GIVEN REQUEST: Answer with a number only: how many lines of the data contain "مبانی"?

INPUT MATERIAL:
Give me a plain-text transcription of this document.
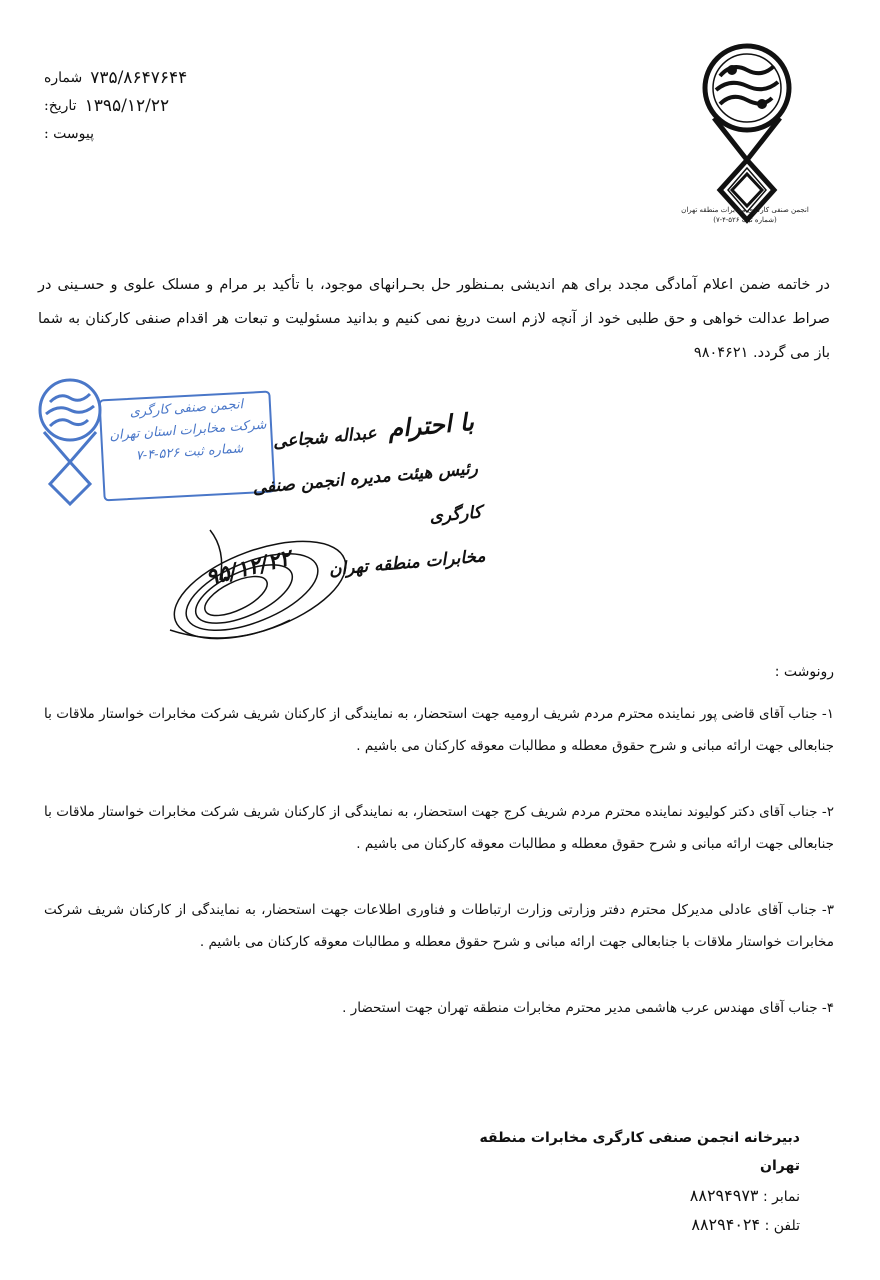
انجمن صنفی کارگری مخابرات منطقه تهران
(شماره ثبت ۵۲۶-۴-۷)
شماره ۷۳۵/۸۶۴۷۶۴۴
تاریخ: ۱۳۹۵/۱۲/۲۲
پیوست :
در خاتمه ضمن اعلام آمادگی مجدد برای هم اندیشی بمـنظور حل بحـرانهای موجود، با تأکید بر مرام و مسلک علوی و حسـینی در صراط عدالت خواهی و حق طلبی خود از آنچه لازم است دریغ نمی کنیم و بدانید مسئولیت و تبعات هر اقدام صنفی کارکنان به شما باز می گردد. ۹۸۰۴۶۲۱
انجمن صنفی کارگری
شرکت مخابرات استان تهران
شماره ثبت ۵۲۶-۴-۷
با احترام عبداله شجاعی
رئیس هیئت مدیره انجمن صنفی کارگری
مخابرات منطقه تهران
۹۵/۱۲/۲۲
رونوشت :
۱- جناب آقای قاضی پور نماینده محترم مردم شریف ارومیه جهت استحضار، به نمایندگی از کارکنان شریف شرکت مخابرات خواستار ملاقات با جنابعالی جهت ارائه مبانی و شرح حقوق معطله و مطالبات معوقه کارکنان می باشیم .
۲- جناب آقای دکتر کولیوند نماینده محترم مردم شریف کرج جهت استحضار، به نمایندگی از کارکنان شریف شرکت مخابرات خواستار ملاقات با جنابعالی جهت ارائه مبانی و شرح حقوق معطله و مطالبات معوقه کارکنان می باشیم .
۳- جناب آقای عادلی مدیرکل محترم دفتر وزارتی وزارت ارتباطات و فناوری اطلاعات جهت استحضار، به نمایندگی از کارکنان شریف شرکت مخابرات خواستار ملاقات با جنابعالی جهت ارائه مبانی و شرح حقوق معطله و مطالبات معوقه کارکنان می باشیم .
۴- جناب آقای مهندس عرب هاشمی مدیر محترم مخابرات منطقه تهران جهت استحضار .
دبیرخانه انجمن صنفی کارگری مخابرات منطقه تهران
نمابر : ۸۸۲۹۴۹۷۳
تلفن : ۸۸۲۹۴۰۲۴
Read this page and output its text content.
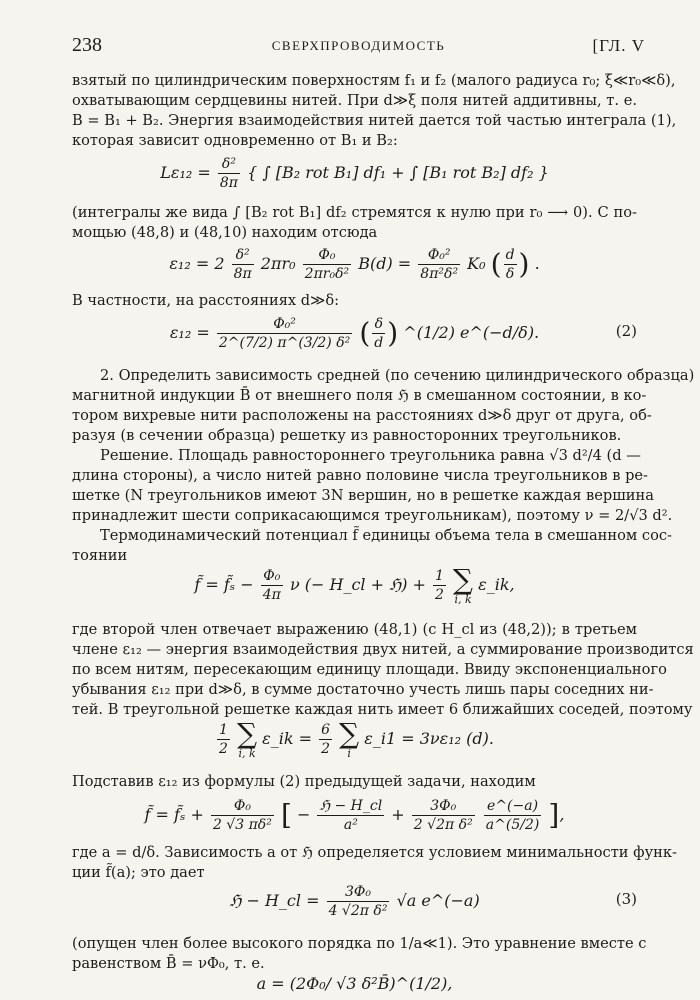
238	СВЕРХПРОВОДИМОСТЬ	[ГЛ. V
взятый по цилиндрическим поверхностям f₁ и f₂ (малого радиуса r₀; ξ≪r₀≪δ),
охватывающим сердцевины нитей. При d≫ξ поля нитей аддитивны, т. е.
B = B₁ + B₂. Энергия взаимодействия нитей дается той частью интеграла (1),
которая зависит одновременно от B₁ и B₂:
$L\varepsilon_{12} = \frac{\text{δ²}}{8\pi}$ { ∫ [B₂ rot B₁] df₁ + ∫ [B₁ rot B₂] df₂ }
(интегралы же вида ∫ [B₂ rot B₁] df₂ стремятся к нулю при r₀ ⟶ 0). С по-
мощью (48,8) и (48,10) находим отсюда
$\varepsilon_{12} = 2 \frac{\text{δ²}}{8\pi} 2\pi r_0 \frac{\text{Φ₀}}{\text{2πr₀δ²}} B(d) = \frac{\text{Φ₀²}}{\text{8π²δ²}} K_0$ ( $\frac{d}{\delta}$ ) .
В частности, на расстояниях d≫δ:
$\varepsilon_{12} = \frac{\text{Φ₀²}}{\text{2\textasciicircum{}(7/2) π\textasciicircum{}(3/2) δ²}}$ ( $\frac{\delta}{d}$ ) ^(1/2) e^(−d/δ).	(2)
2. Определить зависимость средней (по сечению цилиндрического образца)
магнитной индукции B̄ от внешнего поля ℌ в смешанном состоянии, в ко-
тором вихревые нити расположены на расстояниях d≫δ друг от друга, об-
разуя (в сечении образца) решетку из равносторонних треугольников.
Решение. Площадь равностороннего треугольника равна √3 d²/4 (d —
длина стороны), а число нитей равно половине числа треугольников в ре-
шетке (N треугольников имеют 3N вершин, но в решетке каждая вершина
принадлежит шести соприкасающимся треугольникам), поэтому ν = 2/√3 d².
Термодинамический потенциал f̃ единицы объема тела в смешанном сос-
тоянии
f̃ = f̃ₛ − $\frac{\text{Φ₀}}{4\pi}$ ν (− H_cl + ℌ) + $\frac{1}{2}$
∑
i, k
ε_ik,
где второй член отвечает выражению (48,1) (с H_cl из (48,2)); в третьем
члене ε₁₂ — энергия взаимодействия двух нитей, а суммирование производится
по всем нитям, пересекающим единицу площади. Ввиду экспоненциального
убывания ε₁₂ при d≫δ, в сумме достаточно учесть лишь пары соседних ни-
тей. В треугольной решетке каждая нить имеет 6 ближайших соседей, поэтому
$\frac{1}{2}$
∑
i, k
ε_ik = $\frac{6}{2}$
∑
i
ε_i1 = 3νε₁₂ (d).
Подставив ε₁₂ из формулы (2) предыдущей задачи, находим
f̃ = f̃ₛ + $\frac{\text{Φ₀}}{\text{2 √3 πδ²}}$ [ − $\frac{\text{ℌ − H\_cl}}{\text{a²}} + \frac{\text{3Φ₀}}{\text{2 √2π δ²}}$
$\frac{e\^{}(-a)}{a\^{}(5/2)}$ ],
где a = d/δ. Зависимость a от ℌ определяется условием минимальности функ-
ции f̃(a); это дает
ℌ − H_cl = $\frac{\text{3Φ₀}}{\text{4 √2π δ²}} √a$ e^(−a)	(3)
(опущен член более высокого порядка по 1/a≪1). Это уравнение вместе с
равенством B̄ = νΦ₀, т. е.
a = (2Φ₀/ √3 δ²B̄)^(1/2),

REPLY TO THE TASK: 3